● **AIM OF THE TASK**:
Copy each line in which the string "color" occurs.

● **EXTRACTED INFORMATION**:
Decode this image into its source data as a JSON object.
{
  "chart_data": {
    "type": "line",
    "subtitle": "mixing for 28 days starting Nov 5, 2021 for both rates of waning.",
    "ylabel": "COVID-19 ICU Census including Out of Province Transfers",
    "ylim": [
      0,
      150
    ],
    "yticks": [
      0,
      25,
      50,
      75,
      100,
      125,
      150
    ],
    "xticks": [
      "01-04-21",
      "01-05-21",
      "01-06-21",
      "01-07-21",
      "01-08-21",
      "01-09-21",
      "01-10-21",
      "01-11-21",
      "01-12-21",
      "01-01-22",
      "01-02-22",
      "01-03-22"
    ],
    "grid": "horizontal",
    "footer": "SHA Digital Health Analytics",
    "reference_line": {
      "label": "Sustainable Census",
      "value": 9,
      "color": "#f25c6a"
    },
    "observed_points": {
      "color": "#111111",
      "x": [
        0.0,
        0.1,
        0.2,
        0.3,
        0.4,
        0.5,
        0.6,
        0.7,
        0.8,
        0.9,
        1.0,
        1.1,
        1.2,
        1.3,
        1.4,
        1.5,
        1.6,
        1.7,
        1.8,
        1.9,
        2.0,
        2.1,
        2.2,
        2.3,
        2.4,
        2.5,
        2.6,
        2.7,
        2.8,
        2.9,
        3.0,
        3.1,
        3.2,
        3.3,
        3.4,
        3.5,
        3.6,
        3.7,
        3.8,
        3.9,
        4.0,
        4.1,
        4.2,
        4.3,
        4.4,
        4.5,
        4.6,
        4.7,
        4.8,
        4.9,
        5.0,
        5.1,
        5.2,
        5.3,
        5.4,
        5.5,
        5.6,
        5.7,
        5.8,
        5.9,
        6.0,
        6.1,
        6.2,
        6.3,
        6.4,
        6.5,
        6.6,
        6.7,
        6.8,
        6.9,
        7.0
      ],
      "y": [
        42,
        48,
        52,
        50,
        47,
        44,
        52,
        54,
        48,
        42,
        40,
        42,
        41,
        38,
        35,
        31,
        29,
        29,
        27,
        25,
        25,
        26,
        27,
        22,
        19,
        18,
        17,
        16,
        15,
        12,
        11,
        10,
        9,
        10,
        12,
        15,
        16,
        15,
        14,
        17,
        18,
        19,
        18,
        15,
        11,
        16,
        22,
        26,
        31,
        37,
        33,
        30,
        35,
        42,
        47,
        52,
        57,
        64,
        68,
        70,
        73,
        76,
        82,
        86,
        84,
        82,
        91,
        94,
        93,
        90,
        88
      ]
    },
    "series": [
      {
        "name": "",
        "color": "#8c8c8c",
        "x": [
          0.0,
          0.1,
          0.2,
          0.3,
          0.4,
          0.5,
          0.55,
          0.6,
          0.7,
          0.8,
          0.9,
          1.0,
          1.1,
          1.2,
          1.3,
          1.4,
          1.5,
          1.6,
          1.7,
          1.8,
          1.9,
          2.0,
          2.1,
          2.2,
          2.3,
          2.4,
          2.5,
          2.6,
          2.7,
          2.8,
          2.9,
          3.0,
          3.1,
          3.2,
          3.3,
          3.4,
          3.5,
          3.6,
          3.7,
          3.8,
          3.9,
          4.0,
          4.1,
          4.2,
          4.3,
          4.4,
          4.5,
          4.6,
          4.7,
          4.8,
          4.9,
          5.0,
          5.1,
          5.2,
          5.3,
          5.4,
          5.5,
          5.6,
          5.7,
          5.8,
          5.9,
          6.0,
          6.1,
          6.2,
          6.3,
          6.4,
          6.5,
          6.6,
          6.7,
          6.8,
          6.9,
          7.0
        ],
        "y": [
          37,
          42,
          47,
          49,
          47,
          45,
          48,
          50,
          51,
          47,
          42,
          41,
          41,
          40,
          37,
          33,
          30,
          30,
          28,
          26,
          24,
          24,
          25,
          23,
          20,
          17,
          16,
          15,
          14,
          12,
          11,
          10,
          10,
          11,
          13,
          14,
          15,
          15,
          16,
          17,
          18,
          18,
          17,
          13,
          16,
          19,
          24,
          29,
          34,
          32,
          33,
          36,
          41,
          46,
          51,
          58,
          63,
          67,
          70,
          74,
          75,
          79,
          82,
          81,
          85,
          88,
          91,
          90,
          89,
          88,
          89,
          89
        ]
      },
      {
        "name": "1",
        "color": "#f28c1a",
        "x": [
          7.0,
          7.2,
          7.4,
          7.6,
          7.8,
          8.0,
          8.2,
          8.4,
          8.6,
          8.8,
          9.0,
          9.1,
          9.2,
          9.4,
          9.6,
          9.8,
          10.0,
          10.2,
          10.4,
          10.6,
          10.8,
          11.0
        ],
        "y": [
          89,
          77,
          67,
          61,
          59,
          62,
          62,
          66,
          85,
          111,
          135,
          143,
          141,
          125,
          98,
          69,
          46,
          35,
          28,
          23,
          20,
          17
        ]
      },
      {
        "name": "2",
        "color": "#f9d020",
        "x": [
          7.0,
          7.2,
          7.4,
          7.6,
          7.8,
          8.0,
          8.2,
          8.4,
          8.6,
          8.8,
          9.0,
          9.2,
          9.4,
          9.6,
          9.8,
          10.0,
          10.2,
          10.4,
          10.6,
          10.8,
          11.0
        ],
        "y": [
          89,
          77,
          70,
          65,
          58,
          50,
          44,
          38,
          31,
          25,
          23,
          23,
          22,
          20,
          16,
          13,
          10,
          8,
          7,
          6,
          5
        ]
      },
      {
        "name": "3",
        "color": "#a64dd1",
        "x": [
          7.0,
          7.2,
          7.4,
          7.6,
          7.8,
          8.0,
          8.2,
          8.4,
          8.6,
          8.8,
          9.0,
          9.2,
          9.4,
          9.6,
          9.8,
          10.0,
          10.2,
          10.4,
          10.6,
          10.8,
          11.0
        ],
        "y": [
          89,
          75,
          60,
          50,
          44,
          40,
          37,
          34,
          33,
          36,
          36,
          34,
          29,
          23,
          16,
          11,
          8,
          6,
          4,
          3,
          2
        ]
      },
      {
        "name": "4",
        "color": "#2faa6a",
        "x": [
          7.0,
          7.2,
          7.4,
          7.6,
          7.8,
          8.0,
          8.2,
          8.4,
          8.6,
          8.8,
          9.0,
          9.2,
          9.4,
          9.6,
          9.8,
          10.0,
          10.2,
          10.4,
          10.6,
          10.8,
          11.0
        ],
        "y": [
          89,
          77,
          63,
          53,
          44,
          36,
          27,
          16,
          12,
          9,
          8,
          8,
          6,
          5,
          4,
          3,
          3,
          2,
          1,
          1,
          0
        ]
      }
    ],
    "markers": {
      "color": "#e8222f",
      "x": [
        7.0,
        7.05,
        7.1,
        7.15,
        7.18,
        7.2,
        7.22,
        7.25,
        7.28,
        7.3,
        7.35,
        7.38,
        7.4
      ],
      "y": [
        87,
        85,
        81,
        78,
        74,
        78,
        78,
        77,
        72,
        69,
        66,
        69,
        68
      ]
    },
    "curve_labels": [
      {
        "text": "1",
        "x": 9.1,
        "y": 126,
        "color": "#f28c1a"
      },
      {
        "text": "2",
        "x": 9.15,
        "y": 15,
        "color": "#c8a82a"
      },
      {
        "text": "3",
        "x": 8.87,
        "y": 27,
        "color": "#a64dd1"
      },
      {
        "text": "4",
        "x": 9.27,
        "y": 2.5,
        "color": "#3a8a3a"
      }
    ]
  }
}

● **SOLVED EXERCISE**:
      "color": "#f25c6a"
      "color": "#111111",
        "color": "#8c8c8c",
        "color": "#f28c1a",
        "color": "#f9d020",
        "color": "#a64dd1",
        "color": "#2faa6a",
      "color": "#e8222f",
        "color": "#f28c1a"
        "color": "#c8a82a"
        "color": "#a64dd1"
        "color": "#3a8a3a"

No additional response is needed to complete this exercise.